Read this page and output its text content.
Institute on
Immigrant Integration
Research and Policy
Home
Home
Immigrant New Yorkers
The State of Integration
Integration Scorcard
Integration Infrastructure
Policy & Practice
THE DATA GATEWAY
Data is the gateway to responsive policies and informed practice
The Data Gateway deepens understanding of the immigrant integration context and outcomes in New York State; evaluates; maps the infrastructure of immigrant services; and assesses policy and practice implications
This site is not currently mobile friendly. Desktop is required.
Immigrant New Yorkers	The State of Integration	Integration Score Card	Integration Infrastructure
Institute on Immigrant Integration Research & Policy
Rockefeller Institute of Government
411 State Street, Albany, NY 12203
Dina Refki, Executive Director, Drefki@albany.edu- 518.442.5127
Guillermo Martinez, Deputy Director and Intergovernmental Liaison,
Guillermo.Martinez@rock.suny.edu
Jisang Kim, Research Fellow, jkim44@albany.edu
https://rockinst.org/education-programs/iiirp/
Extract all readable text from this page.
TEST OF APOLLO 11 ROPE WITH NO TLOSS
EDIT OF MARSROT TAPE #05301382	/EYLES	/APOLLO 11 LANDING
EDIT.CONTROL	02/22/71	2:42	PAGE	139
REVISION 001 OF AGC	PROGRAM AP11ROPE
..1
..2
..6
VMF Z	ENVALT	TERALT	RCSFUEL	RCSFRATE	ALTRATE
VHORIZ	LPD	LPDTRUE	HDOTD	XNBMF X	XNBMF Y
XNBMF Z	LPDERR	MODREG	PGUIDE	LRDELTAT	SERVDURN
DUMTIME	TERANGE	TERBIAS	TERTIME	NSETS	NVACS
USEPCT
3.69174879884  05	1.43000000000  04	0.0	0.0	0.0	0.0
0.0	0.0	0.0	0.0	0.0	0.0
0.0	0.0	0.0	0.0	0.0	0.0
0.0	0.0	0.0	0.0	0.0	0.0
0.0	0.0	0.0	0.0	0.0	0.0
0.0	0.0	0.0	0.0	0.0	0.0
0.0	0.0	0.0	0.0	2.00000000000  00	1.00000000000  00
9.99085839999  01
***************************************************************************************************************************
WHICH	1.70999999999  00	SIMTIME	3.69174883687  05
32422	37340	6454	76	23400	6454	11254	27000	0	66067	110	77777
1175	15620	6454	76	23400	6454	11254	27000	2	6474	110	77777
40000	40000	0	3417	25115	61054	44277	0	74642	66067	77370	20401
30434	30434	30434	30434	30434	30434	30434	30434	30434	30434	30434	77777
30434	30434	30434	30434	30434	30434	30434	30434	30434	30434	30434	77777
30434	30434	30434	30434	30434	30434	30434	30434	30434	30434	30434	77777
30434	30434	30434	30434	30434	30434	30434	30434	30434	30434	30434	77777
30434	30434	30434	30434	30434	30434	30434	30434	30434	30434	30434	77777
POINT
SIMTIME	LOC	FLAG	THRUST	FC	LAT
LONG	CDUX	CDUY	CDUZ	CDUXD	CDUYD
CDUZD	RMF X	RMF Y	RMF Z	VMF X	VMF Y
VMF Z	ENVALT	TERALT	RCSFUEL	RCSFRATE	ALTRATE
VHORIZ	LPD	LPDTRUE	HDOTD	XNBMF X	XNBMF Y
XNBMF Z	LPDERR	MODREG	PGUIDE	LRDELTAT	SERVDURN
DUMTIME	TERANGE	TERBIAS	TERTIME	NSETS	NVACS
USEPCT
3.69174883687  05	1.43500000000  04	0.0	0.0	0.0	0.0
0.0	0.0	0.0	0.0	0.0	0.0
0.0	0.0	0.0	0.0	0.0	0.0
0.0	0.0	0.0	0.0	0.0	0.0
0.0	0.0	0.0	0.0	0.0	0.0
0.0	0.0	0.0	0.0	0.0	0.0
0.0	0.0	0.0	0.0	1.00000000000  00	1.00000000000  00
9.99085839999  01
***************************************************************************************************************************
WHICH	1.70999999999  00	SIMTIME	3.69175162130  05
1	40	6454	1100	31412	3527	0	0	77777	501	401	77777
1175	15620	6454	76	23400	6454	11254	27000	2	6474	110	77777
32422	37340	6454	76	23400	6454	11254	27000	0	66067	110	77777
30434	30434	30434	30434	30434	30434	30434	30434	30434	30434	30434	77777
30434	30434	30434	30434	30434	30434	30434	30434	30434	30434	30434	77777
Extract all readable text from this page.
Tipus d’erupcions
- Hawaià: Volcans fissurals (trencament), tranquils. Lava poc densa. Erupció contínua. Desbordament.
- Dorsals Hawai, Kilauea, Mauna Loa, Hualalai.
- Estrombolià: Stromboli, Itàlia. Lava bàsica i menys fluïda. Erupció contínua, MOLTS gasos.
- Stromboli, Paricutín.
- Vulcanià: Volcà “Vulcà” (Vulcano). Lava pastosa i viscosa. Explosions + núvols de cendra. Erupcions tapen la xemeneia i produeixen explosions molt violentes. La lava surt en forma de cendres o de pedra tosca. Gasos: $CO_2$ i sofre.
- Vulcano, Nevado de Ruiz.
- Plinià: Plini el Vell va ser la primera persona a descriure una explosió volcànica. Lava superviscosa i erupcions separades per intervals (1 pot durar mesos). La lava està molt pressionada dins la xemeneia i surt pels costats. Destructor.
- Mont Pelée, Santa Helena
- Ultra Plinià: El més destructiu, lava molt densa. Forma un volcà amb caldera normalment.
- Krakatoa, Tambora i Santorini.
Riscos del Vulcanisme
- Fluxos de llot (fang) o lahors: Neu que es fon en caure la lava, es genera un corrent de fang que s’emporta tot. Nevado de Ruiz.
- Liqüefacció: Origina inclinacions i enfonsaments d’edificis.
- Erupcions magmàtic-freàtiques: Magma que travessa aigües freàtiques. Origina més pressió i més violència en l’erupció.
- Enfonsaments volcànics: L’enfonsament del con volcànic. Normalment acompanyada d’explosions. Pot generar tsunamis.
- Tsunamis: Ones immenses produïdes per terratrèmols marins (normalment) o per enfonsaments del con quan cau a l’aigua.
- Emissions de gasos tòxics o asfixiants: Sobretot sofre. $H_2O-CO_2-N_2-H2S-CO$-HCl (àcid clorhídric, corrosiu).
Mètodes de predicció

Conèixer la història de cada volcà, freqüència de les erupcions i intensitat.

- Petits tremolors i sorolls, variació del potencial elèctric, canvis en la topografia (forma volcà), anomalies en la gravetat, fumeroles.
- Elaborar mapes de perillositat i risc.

-*-

§ **Instructions for the task**:
All lines holding the word "Yorkers" should be picked out and copied.

§ **Response**:
Immigrant New Yorkers
Immigrant New Yorkers	The State of Integration	Integration Score Card	Integration Infrastructure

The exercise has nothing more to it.